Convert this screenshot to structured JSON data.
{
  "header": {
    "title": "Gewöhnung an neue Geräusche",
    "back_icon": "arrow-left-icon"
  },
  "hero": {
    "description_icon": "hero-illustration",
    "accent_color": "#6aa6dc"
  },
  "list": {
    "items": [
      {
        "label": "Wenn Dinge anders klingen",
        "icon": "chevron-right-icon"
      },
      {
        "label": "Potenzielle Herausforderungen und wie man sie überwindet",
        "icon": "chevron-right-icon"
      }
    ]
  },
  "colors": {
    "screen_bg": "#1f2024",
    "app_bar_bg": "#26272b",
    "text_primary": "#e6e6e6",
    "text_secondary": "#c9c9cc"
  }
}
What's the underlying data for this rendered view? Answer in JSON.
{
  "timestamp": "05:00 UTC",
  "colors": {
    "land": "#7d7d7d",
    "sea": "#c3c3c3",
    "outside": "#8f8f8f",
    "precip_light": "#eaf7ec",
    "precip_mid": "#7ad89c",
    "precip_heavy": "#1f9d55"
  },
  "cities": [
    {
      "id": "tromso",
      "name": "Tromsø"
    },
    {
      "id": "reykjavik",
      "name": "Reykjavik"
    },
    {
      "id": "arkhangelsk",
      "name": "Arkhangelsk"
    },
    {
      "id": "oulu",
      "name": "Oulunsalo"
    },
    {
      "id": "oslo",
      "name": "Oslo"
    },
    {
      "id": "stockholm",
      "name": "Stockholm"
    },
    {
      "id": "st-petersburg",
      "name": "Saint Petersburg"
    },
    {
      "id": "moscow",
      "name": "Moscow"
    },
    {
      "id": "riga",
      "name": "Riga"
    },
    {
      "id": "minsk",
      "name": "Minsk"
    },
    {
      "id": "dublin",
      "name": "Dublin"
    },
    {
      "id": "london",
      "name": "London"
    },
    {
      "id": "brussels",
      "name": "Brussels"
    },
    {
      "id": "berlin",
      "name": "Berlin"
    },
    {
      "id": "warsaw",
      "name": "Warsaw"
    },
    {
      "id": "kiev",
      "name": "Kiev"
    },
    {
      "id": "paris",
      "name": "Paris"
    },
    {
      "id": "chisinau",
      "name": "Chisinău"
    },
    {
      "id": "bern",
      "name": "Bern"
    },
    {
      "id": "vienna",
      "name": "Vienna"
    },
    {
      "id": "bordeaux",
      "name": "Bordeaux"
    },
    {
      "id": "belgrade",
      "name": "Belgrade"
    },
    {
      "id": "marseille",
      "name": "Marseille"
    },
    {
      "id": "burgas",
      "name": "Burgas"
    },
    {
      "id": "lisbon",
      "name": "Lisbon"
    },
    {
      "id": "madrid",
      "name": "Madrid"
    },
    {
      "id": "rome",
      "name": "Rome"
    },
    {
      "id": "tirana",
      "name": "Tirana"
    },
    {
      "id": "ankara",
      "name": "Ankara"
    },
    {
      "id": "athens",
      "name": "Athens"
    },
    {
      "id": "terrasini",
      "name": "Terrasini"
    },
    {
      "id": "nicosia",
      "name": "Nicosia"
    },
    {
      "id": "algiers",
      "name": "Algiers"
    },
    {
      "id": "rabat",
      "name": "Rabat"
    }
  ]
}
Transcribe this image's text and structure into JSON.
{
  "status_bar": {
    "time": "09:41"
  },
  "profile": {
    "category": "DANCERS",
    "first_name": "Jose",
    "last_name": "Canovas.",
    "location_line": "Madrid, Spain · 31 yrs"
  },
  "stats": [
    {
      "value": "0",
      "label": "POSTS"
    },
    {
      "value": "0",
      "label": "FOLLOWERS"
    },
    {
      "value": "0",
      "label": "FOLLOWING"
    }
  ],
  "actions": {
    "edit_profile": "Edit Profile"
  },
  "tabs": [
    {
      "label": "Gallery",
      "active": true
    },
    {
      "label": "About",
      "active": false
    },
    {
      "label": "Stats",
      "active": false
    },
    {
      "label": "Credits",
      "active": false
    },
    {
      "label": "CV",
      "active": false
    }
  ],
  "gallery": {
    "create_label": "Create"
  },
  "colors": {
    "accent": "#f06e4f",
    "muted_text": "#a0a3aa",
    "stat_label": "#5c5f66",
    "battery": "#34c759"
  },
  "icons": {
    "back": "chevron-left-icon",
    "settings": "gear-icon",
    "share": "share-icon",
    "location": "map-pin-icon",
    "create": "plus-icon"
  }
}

+++

GOAL OF THE EXERCISE:
Output the complete data exactly as written.

RESPONSE:
Convert this screenshot to structured JSON data.
{
  "header": {
    "title": "Gewöhnung an neue Geräusche",
    "back_icon": "arrow-left-icon"
  },
  "hero": {
    "description_icon": "hero-illustration",
    "accent_color": "#6aa6dc"
  },
  "list": {
    "items": [
      {
        "label": "Wenn Dinge anders klingen",
        "icon": "chevron-right-icon"
      },
      {
        "label": "Potenzielle Herausforderungen und wie man sie überwindet",
        "icon": "chevron-right-icon"
      }
    ]
  },
  "colors": {
    "screen_bg": "#1f2024",
    "app_bar_bg": "#26272b",
    "text_primary": "#e6e6e6",
    "text_secondary": "#c9c9cc"
  }
}
What's the underlying data for this rendered view? Answer in JSON.
{
  "timestamp": "05:00 UTC",
  "colors": {
    "land": "#7d7d7d",
    "sea": "#c3c3c3",
    "outside": "#8f8f8f",
    "precip_light": "#eaf7ec",
    "precip_mid": "#7ad89c",
    "precip_heavy": "#1f9d55"
  },
  "cities": [
    {
      "id": "tromso",
      "name": "Tromsø"
    },
    {
      "id": "reykjavik",
      "name": "Reykjavik"
    },
    {
      "id": "arkhangelsk",
      "name": "Arkhangelsk"
    },
    {
      "id": "oulu",
      "name": "Oulunsalo"
    },
    {
      "id": "oslo",
      "name": "Oslo"
    },
    {
      "id": "stockholm",
      "name": "Stockholm"
    },
    {
      "id": "st-petersburg",
      "name": "Saint Petersburg"
    },
    {
      "id": "moscow",
      "name": "Moscow"
    },
    {
      "id": "riga",
      "name": "Riga"
    },
    {
      "id": "minsk",
      "name": "Minsk"
    },
    {
      "id": "dublin",
      "name": "Dublin"
    },
    {
      "id": "london",
      "name": "London"
    },
    {
      "id": "brussels",
      "name": "Brussels"
    },
    {
      "id": "berlin",
      "name": "Berlin"
    },
    {
      "id": "warsaw",
      "name": "Warsaw"
    },
    {
      "id": "kiev",
      "name": "Kiev"
    },
    {
      "id": "paris",
      "name": "Paris"
    },
    {
      "id": "chisinau",
      "name": "Chisinău"
    },
    {
      "id": "bern",
      "name": "Bern"
    },
    {
      "id": "vienna",
      "name": "Vienna"
    },
    {
      "id": "bordeaux",
      "name": "Bordeaux"
    },
    {
      "id": "belgrade",
      "name": "Belgrade"
    },
    {
      "id": "marseille",
      "name": "Marseille"
    },
    {
      "id": "burgas",
      "name": "Burgas"
    },
    {
      "id": "lisbon",
      "name": "Lisbon"
    },
    {
      "id": "madrid",
      "name": "Madrid"
    },
    {
      "id": "rome",
      "name": "Rome"
    },
    {
      "id": "tirana",
      "name": "Tirana"
    },
    {
      "id": "ankara",
      "name": "Ankara"
    },
    {
      "id": "athens",
      "name": "Athens"
    },
    {
      "id": "terrasini",
      "name": "Terrasini"
    },
    {
      "id": "nicosia",
      "name": "Nicosia"
    },
    {
      "id": "algiers",
      "name": "Algiers"
    },
    {
      "id": "rabat",
      "name": "Rabat"
    }
  ]
}
Transcribe this image's text and structure into JSON.
{
  "status_bar": {
    "time": "09:41"
  },
  "profile": {
    "category": "DANCERS",
    "first_name": "Jose",
    "last_name": "Canovas.",
    "location_line": "Madrid, Spain · 31 yrs"
  },
  "stats": [
    {
      "value": "0",
      "label": "POSTS"
    },
    {
      "value": "0",
      "label": "FOLLOWERS"
    },
    {
      "value": "0",
      "label": "FOLLOWING"
    }
  ],
  "actions": {
    "edit_profile": "Edit Profile"
  },
  "tabs": [
    {
      "label": "Gallery",
      "active": true
    },
    {
      "label": "About",
      "active": false
    },
    {
      "label": "Stats",
      "active": false
    },
    {
      "label": "Credits",
      "active": false
    },
    {
      "label": "CV",
      "active": false
    }
  ],
  "gallery": {
    "create_label": "Create"
  },
  "colors": {
    "accent": "#f06e4f",
    "muted_text": "#a0a3aa",
    "stat_label": "#5c5f66",
    "battery": "#34c759"
  },
  "icons": {
    "back": "chevron-left-icon",
    "settings": "gear-icon",
    "share": "share-icon",
    "location": "map-pin-icon",
    "create": "plus-icon"
  }
}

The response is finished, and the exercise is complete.